- [Problem description]:
Copy every entry exactly.

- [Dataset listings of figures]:
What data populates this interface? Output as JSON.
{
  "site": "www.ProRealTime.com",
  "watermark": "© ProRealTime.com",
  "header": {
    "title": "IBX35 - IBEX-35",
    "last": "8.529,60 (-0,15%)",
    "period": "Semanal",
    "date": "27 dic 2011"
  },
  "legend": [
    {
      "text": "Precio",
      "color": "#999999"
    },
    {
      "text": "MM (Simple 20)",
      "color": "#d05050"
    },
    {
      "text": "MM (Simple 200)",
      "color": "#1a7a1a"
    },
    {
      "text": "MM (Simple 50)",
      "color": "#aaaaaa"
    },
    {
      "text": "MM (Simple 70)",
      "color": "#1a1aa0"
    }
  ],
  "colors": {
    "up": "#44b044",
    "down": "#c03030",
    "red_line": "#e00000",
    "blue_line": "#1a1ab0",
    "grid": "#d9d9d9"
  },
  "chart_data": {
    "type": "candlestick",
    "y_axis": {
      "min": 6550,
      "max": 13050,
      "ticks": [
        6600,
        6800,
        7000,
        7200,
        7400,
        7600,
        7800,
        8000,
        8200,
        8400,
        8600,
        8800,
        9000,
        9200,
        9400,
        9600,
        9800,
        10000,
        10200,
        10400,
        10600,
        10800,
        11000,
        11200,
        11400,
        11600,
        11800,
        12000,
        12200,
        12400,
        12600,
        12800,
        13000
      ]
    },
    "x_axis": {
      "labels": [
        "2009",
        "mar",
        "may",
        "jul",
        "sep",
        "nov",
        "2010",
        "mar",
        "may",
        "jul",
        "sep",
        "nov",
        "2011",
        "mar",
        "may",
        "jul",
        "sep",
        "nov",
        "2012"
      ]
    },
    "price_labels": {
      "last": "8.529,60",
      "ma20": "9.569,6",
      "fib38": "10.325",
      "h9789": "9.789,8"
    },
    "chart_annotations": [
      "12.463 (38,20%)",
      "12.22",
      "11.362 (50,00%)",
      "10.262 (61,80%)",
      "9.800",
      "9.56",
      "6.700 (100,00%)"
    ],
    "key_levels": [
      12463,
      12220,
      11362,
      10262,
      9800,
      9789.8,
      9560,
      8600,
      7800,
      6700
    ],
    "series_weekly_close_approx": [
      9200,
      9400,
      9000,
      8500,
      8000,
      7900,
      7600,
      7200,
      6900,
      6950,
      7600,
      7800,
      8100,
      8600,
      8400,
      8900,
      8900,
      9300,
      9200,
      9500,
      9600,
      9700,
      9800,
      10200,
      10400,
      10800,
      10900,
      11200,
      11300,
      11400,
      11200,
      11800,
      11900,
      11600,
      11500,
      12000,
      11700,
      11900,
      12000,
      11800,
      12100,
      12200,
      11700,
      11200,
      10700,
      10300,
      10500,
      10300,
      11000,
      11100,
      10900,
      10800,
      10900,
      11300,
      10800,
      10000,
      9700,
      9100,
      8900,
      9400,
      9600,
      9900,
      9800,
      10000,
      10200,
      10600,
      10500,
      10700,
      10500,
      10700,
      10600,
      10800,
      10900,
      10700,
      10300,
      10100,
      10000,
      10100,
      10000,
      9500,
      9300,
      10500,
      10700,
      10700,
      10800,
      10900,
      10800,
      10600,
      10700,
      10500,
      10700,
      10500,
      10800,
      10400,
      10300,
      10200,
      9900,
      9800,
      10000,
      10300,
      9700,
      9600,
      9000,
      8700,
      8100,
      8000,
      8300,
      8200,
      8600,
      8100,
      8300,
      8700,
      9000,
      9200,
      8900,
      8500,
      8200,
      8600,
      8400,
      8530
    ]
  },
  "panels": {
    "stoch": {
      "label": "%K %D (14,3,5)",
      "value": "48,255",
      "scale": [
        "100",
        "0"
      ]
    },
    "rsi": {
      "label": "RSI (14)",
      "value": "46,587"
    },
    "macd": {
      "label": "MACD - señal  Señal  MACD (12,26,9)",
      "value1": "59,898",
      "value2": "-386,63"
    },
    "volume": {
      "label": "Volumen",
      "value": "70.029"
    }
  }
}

- [Task answer]:
What data populates this interface? Output as JSON.
{
  "site": "www.ProRealTime.com",
  "watermark": "© ProRealTime.com",
  "header": {
    "title": "IBX35 - IBEX-35",
    "last": "8.529,60 (-0,15%)",
    "period": "Semanal",
    "date": "27 dic 2011"
  },
  "legend": [
    {
      "text": "Precio",
      "color": "#999999"
    },
    {
      "text": "MM (Simple 20)",
      "color": "#d05050"
    },
    {
      "text": "MM (Simple 200)",
      "color": "#1a7a1a"
    },
    {
      "text": "MM (Simple 50)",
      "color": "#aaaaaa"
    },
    {
      "text": "MM (Simple 70)",
      "color": "#1a1aa0"
    }
  ],
  "colors": {
    "up": "#44b044",
    "down": "#c03030",
    "red_line": "#e00000",
    "blue_line": "#1a1ab0",
    "grid": "#d9d9d9"
  },
  "chart_data": {
    "type": "candlestick",
    "y_axis": {
      "min": 6550,
      "max": 13050,
      "ticks": [
        6600,
        6800,
        7000,
        7200,
        7400,
        7600,
        7800,
        8000,
        8200,
        8400,
        8600,
        8800,
        9000,
        9200,
        9400,
        9600,
        9800,
        10000,
        10200,
        10400,
        10600,
        10800,
        11000,
        11200,
        11400,
        11600,
        11800,
        12000,
        12200,
        12400,
        12600,
        12800,
        13000
      ]
    },
    "x_axis": {
      "labels": [
        "2009",
        "mar",
        "may",
        "jul",
        "sep",
        "nov",
        "2010",
        "mar",
        "may",
        "jul",
        "sep",
        "nov",
        "2011",
        "mar",
        "may",
        "jul",
        "sep",
        "nov",
        "2012"
      ]
    },
    "price_labels": {
      "last": "8.529,60",
      "ma20": "9.569,6",
      "fib38": "10.325",
      "h9789": "9.789,8"
    },
    "chart_annotations": [
      "12.463 (38,20%)",
      "12.22",
      "11.362 (50,00%)",
      "10.262 (61,80%)",
      "9.800",
      "9.56",
      "6.700 (100,00%)"
    ],
    "key_levels": [
      12463,
      12220,
      11362,
      10262,
      9800,
      9789.8,
      9560,
      8600,
      7800,
      6700
    ],
    "series_weekly_close_approx": [
      9200,
      9400,
      9000,
      8500,
      8000,
      7900,
      7600,
      7200,
      6900,
      6950,
      7600,
      7800,
      8100,
      8600,
      8400,
      8900,
      8900,
      9300,
      9200,
      9500,
      9600,
      9700,
      9800,
      10200,
      10400,
      10800,
      10900,
      11200,
      11300,
      11400,
      11200,
      11800,
      11900,
      11600,
      11500,
      12000,
      11700,
      11900,
      12000,
      11800,
      12100,
      12200,
      11700,
      11200,
      10700,
      10300,
      10500,
      10300,
      11000,
      11100,
      10900,
      10800,
      10900,
      11300,
      10800,
      10000,
      9700,
      9100,
      8900,
      9400,
      9600,
      9900,
      9800,
      10000,
      10200,
      10600,
      10500,
      10700,
      10500,
      10700,
      10600,
      10800,
      10900,
      10700,
      10300,
      10100,
      10000,
      10100,
      10000,
      9500,
      9300,
      10500,
      10700,
      10700,
      10800,
      10900,
      10800,
      10600,
      10700,
      10500,
      10700,
      10500,
      10800,
      10400,
      10300,
      10200,
      9900,
      9800,
      10000,
      10300,
      9700,
      9600,
      9000,
      8700,
      8100,
      8000,
      8300,
      8200,
      8600,
      8100,
      8300,
      8700,
      9000,
      9200,
      8900,
      8500,
      8200,
      8600,
      8400,
      8530
    ]
  },
  "panels": {
    "stoch": {
      "label": "%K %D (14,3,5)",
      "value": "48,255",
      "scale": [
        "100",
        "0"
      ]
    },
    "rsi": {
      "label": "RSI (14)",
      "value": "46,587"
    },
    "macd": {
      "label": "MACD - señal  Señal  MACD (12,26,9)",
      "value1": "59,898",
      "value2": "-386,63"
    },
    "volume": {
      "label": "Volumen",
      "value": "70.029"
    }
  }
}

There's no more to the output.